The data below should be restated word for word, with every picture omitted.

# # # #

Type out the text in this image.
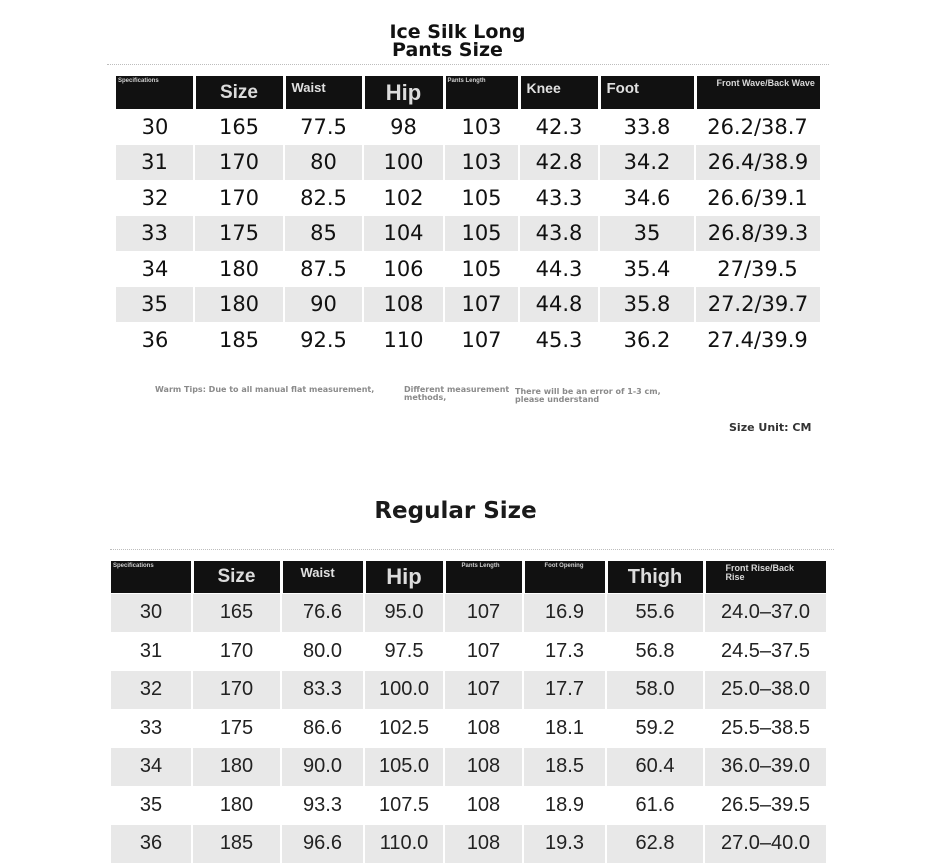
Ice Silk Long
Pants Size
Specifications	Size	Waist	Hip	Pants Length	Knee	Foot	Front Wave/Back Wave

30	165	77.5	98	103	42.3	33.8	26.2/38.7
31	170	80	100	103	42.8	34.2	26.4/38.9
32	170	82.5	102	105	43.3	34.6	26.6/39.1
33	175	85	104	105	43.8	35	26.8/39.3
34	180	87.5	106	105	44.3	35.4	27/39.5
35	180	90	108	107	44.8	35.8	27.2/39.7
36	185	92.5	110	107	45.3	36.2	27.4/39.9
Warm Tips: Due to all manual flat measurement,	Different measurement methods,
There will be an error of 1-3 cm, please understand
Size Unit: CM
Regular Size
Specifications	Size	Waist	Hip	Pants Length	Foot Opening	Thigh	Front Rise/Back Rise

30	165	76.6	95.0	107	16.9	55.6	24.0–37.0
31	170	80.0	97.5	107	17.3	56.8	24.5–37.5
32	170	83.3	100.0	107	17.7	58.0	25.0–38.0
33	175	86.6	102.5	108	18.1	59.2	25.5–38.5
34	180	90.0	105.0	108	18.5	60.4	36.0–39.0
35	180	93.3	107.5	108	18.9	61.6	26.5–39.5
36	185	96.6	110.0	108	19.3	62.8	27.0–40.0
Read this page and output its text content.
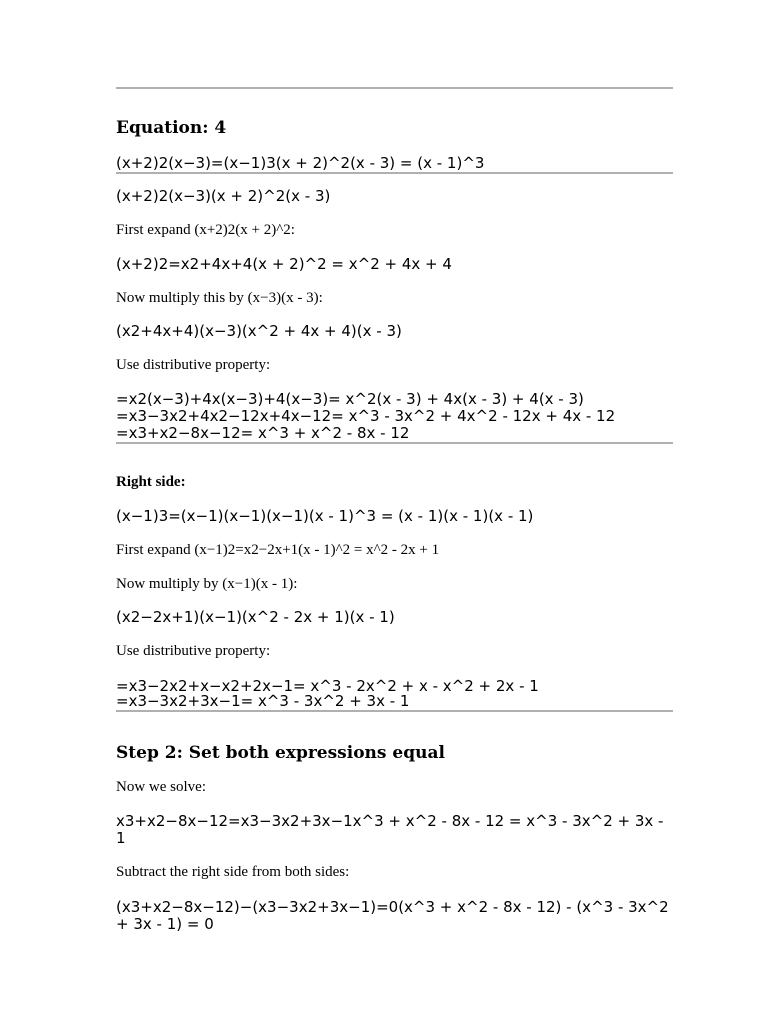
Equation: 4
(x+2)2(x−3)=(x−1)3(x + 2)^2(x - 3) = (x - 1)^3
(x+2)2(x−3)(x + 2)^2(x - 3)
First expand (x+2)2(x + 2)^2:
(x+2)2=x2+4x+4(x + 2)^2 = x^2 + 4x + 4
Now multiply this by (x−3)(x - 3):
(x2+4x+4)(x−3)(x^2 + 4x + 4)(x - 3)
Use distributive property:
=x2(x−3)+4x(x−3)+4(x−3)= x^2(x - 3) + 4x(x - 3) + 4(x - 3)
=x3−3x2+4x2−12x+4x−12= x^3 - 3x^2 + 4x^2 - 12x + 4x - 12
=x3+x2−8x−12= x^3 + x^2 - 8x - 12
Right side:
(x−1)3=(x−1)(x−1)(x−1)(x - 1)^3 = (x - 1)(x - 1)(x - 1)
First expand (x−1)2=x2−2x+1(x - 1)^2 = x^2 - 2x + 1
Now multiply by (x−1)(x - 1):
(x2−2x+1)(x−1)(x^2 - 2x + 1)(x - 1)
Use distributive property:
=x3−2x2+x−x2+2x−1= x^3 - 2x^2 + x - x^2 + 2x - 1
=x3−3x2+3x−1= x^3 - 3x^2 + 3x - 1
Step 2: Set both expressions equal
Now we solve:
x3+x2−8x−12=x3−3x2+3x−1x^3 + x^2 - 8x - 12 = x^3 - 3x^2 + 3x - 1
Subtract the right side from both sides:
(x3+x2−8x−12)−(x3−3x2+3x−1)=0(x^3 + x^2 - 8x - 12) - (x^3 - 3x^2 + 3x - 1) = 0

# # # #

Problem solution
Type out the text in this image.
Ice Silk Long
Pants Size
Specifications	Size	Waist	Hip	Pants Length	Knee	Foot	Front Wave/Back Wave

30	165	77.5	98	103	42.3	33.8	26.2/38.7
31	170	80	100	103	42.8	34.2	26.4/38.9
32	170	82.5	102	105	43.3	34.6	26.6/39.1
33	175	85	104	105	43.8	35	26.8/39.3
34	180	87.5	106	105	44.3	35.4	27/39.5
35	180	90	108	107	44.8	35.8	27.2/39.7
36	185	92.5	110	107	45.3	36.2	27.4/39.9
Warm Tips: Due to all manual flat measurement,	Different measurement methods,
There will be an error of 1-3 cm, please understand
Size Unit: CM
Regular Size
Specifications	Size	Waist	Hip	Pants Length	Foot Opening	Thigh	Front Rise/Back Rise

30	165	76.6	95.0	107	16.9	55.6	24.0–37.0
31	170	80.0	97.5	107	17.3	56.8	24.5–37.5
32	170	83.3	100.0	107	17.7	58.0	25.0–38.0
33	175	86.6	102.5	108	18.1	59.2	25.5–38.5
34	180	90.0	105.0	108	18.5	60.4	36.0–39.0
35	180	93.3	107.5	108	18.9	61.6	26.5–39.5
36	185	96.6	110.0	108	19.3	62.8	27.0–40.0
Read this page and output its text content.
Equation: 4
(x+2)2(x−3)=(x−1)3(x + 2)^2(x - 3) = (x - 1)^3
(x+2)2(x−3)(x + 2)^2(x - 3)
First expand (x+2)2(x + 2)^2:
(x+2)2=x2+4x+4(x + 2)^2 = x^2 + 4x + 4
Now multiply this by (x−3)(x - 3):
(x2+4x+4)(x−3)(x^2 + 4x + 4)(x - 3)
Use distributive property:
=x2(x−3)+4x(x−3)+4(x−3)= x^2(x - 3) + 4x(x - 3) + 4(x - 3)
=x3−3x2+4x2−12x+4x−12= x^3 - 3x^2 + 4x^2 - 12x + 4x - 12
=x3+x2−8x−12= x^3 + x^2 - 8x - 12
Right side:
(x−1)3=(x−1)(x−1)(x−1)(x - 1)^3 = (x - 1)(x - 1)(x - 1)
First expand (x−1)2=x2−2x+1(x - 1)^2 = x^2 - 2x + 1
Now multiply by (x−1)(x - 1):
(x2−2x+1)(x−1)(x^2 - 2x + 1)(x - 1)
Use distributive property:
=x3−2x2+x−x2+2x−1= x^3 - 2x^2 + x - x^2 + 2x - 1
=x3−3x2+3x−1= x^3 - 3x^2 + 3x - 1
Step 2: Set both expressions equal
Now we solve:
x3+x2−8x−12=x3−3x2+3x−1x^3 + x^2 - 8x - 12 = x^3 - 3x^2 + 3x - 1
Subtract the right side from both sides:
(x3+x2−8x−12)−(x3−3x2+3x−1)=0(x^3 + x^2 - 8x - 12) - (x^3 - 3x^2 + 3x - 1) = 0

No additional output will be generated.